Copy out each line of the material below with no changes.

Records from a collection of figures
** START **
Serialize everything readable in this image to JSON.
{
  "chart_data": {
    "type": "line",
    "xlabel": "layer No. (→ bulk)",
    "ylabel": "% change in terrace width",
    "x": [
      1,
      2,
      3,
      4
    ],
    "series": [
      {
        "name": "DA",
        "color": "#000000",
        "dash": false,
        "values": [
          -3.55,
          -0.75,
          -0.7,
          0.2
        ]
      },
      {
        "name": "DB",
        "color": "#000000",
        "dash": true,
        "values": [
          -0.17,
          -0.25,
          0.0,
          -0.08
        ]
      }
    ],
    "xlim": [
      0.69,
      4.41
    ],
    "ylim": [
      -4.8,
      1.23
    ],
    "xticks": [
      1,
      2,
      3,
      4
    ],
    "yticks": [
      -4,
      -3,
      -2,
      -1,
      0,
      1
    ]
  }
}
** END **
● EXERCISE RESPONSE
Serialize everything readable in this image to JSON.
{
  "chart_data": {
    "type": "line",
    "xlabel": "layer No. (→ bulk)",
    "ylabel": "% change in terrace width",
    "x": [
      1,
      2,
      3,
      4
    ],
    "series": [
      {
        "name": "DA",
        "color": "#000000",
        "dash": false,
        "values": [
          -3.55,
          -0.75,
          -0.7,
          0.2
        ]
      },
      {
        "name": "DB",
        "color": "#000000",
        "dash": true,
        "values": [
          -0.17,
          -0.25,
          0.0,
          -0.08
        ]
      }
    ],
    "xlim": [
      0.69,
      4.41
    ],
    "ylim": [
      -4.8,
      1.23
    ],
    "xticks": [
      1,
      2,
      3,
      4
    ],
    "yticks": [
      -4,
      -3,
      -2,
      -1,
      0,
      1
    ]
  }
}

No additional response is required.